[OBJECTIVE] Every line of the material below should be repeated exactly.

[Stored data]
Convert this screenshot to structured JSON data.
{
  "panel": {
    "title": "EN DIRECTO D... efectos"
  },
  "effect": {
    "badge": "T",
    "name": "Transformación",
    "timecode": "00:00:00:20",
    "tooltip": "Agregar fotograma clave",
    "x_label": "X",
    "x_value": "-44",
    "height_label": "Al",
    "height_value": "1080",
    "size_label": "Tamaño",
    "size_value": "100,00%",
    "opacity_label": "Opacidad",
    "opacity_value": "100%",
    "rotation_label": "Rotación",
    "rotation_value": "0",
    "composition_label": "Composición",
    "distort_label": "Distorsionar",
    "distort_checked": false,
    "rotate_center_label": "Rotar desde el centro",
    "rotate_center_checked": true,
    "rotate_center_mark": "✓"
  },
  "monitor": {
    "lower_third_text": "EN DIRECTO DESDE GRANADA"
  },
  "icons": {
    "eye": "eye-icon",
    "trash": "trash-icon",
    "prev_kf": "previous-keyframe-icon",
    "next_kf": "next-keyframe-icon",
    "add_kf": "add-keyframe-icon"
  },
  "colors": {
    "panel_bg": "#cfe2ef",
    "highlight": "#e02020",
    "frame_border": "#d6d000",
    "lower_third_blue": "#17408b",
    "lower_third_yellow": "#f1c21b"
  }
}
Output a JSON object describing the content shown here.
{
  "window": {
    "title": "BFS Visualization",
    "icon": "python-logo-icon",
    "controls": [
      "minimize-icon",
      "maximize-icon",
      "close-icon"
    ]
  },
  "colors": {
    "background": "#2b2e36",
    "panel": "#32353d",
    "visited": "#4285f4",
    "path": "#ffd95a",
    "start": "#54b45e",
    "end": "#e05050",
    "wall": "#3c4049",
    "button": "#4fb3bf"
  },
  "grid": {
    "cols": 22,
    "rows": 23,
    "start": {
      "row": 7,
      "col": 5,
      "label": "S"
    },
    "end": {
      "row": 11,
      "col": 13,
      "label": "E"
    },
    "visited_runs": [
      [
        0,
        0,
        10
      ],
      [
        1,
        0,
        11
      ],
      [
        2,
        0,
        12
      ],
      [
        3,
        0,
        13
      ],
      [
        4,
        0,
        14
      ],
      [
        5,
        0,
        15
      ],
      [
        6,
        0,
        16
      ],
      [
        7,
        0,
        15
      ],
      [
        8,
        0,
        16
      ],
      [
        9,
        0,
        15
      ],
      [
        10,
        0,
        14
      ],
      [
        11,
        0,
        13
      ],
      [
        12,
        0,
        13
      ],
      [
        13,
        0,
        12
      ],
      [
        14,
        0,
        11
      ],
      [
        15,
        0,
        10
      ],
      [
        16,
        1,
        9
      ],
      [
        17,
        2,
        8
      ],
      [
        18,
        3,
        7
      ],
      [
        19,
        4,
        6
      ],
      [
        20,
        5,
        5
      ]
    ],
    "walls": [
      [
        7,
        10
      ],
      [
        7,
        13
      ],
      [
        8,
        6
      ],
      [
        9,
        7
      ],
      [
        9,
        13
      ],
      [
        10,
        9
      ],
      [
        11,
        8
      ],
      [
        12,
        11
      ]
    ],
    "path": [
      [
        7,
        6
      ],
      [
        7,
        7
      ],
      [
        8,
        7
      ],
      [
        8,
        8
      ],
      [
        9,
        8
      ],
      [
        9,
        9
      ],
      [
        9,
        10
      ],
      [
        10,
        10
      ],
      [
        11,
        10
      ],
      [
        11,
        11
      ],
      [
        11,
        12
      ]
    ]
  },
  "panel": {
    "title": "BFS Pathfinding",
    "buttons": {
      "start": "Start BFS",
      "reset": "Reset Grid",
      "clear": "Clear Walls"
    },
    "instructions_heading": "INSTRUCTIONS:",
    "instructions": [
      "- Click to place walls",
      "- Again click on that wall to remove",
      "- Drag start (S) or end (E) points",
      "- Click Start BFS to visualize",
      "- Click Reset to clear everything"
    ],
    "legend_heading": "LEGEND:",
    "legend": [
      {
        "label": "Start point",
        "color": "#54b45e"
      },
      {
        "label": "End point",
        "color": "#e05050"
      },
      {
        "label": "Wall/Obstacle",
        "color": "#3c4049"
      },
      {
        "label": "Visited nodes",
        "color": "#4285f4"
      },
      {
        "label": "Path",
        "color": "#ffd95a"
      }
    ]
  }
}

[EXERCISE OUTPUT]
Convert this screenshot to structured JSON data.
{
  "panel": {
    "title": "EN DIRECTO D... efectos"
  },
  "effect": {
    "badge": "T",
    "name": "Transformación",
    "timecode": "00:00:00:20",
    "tooltip": "Agregar fotograma clave",
    "x_label": "X",
    "x_value": "-44",
    "height_label": "Al",
    "height_value": "1080",
    "size_label": "Tamaño",
    "size_value": "100,00%",
    "opacity_label": "Opacidad",
    "opacity_value": "100%",
    "rotation_label": "Rotación",
    "rotation_value": "0",
    "composition_label": "Composición",
    "distort_label": "Distorsionar",
    "distort_checked": false,
    "rotate_center_label": "Rotar desde el centro",
    "rotate_center_checked": true,
    "rotate_center_mark": "✓"
  },
  "monitor": {
    "lower_third_text": "EN DIRECTO DESDE GRANADA"
  },
  "icons": {
    "eye": "eye-icon",
    "trash": "trash-icon",
    "prev_kf": "previous-keyframe-icon",
    "next_kf": "next-keyframe-icon",
    "add_kf": "add-keyframe-icon"
  },
  "colors": {
    "panel_bg": "#cfe2ef",
    "highlight": "#e02020",
    "frame_border": "#d6d000",
    "lower_third_blue": "#17408b",
    "lower_third_yellow": "#f1c21b"
  }
}
Output a JSON object describing the content shown here.
{
  "window": {
    "title": "BFS Visualization",
    "icon": "python-logo-icon",
    "controls": [
      "minimize-icon",
      "maximize-icon",
      "close-icon"
    ]
  },
  "colors": {
    "background": "#2b2e36",
    "panel": "#32353d",
    "visited": "#4285f4",
    "path": "#ffd95a",
    "start": "#54b45e",
    "end": "#e05050",
    "wall": "#3c4049",
    "button": "#4fb3bf"
  },
  "grid": {
    "cols": 22,
    "rows": 23,
    "start": {
      "row": 7,
      "col": 5,
      "label": "S"
    },
    "end": {
      "row": 11,
      "col": 13,
      "label": "E"
    },
    "visited_runs": [
      [
        0,
        0,
        10
      ],
      [
        1,
        0,
        11
      ],
      [
        2,
        0,
        12
      ],
      [
        3,
        0,
        13
      ],
      [
        4,
        0,
        14
      ],
      [
        5,
        0,
        15
      ],
      [
        6,
        0,
        16
      ],
      [
        7,
        0,
        15
      ],
      [
        8,
        0,
        16
      ],
      [
        9,
        0,
        15
      ],
      [
        10,
        0,
        14
      ],
      [
        11,
        0,
        13
      ],
      [
        12,
        0,
        13
      ],
      [
        13,
        0,
        12
      ],
      [
        14,
        0,
        11
      ],
      [
        15,
        0,
        10
      ],
      [
        16,
        1,
        9
      ],
      [
        17,
        2,
        8
      ],
      [
        18,
        3,
        7
      ],
      [
        19,
        4,
        6
      ],
      [
        20,
        5,
        5
      ]
    ],
    "walls": [
      [
        7,
        10
      ],
      [
        7,
        13
      ],
      [
        8,
        6
      ],
      [
        9,
        7
      ],
      [
        9,
        13
      ],
      [
        10,
        9
      ],
      [
        11,
        8
      ],
      [
        12,
        11
      ]
    ],
    "path": [
      [
        7,
        6
      ],
      [
        7,
        7
      ],
      [
        8,
        7
      ],
      [
        8,
        8
      ],
      [
        9,
        8
      ],
      [
        9,
        9
      ],
      [
        9,
        10
      ],
      [
        10,
        10
      ],
      [
        11,
        10
      ],
      [
        11,
        11
      ],
      [
        11,
        12
      ]
    ]
  },
  "panel": {
    "title": "BFS Pathfinding",
    "buttons": {
      "start": "Start BFS",
      "reset": "Reset Grid",
      "clear": "Clear Walls"
    },
    "instructions_heading": "INSTRUCTIONS:",
    "instructions": [
      "- Click to place walls",
      "- Again click on that wall to remove",
      "- Drag start (S) or end (E) points",
      "- Click Start BFS to visualize",
      "- Click Reset to clear everything"
    ],
    "legend_heading": "LEGEND:",
    "legend": [
      {
        "label": "Start point",
        "color": "#54b45e"
      },
      {
        "label": "End point",
        "color": "#e05050"
      },
      {
        "label": "Wall/Obstacle",
        "color": "#3c4049"
      },
      {
        "label": "Visited nodes",
        "color": "#4285f4"
      },
      {
        "label": "Path",
        "color": "#ffd95a"
      }
    ]
  }
}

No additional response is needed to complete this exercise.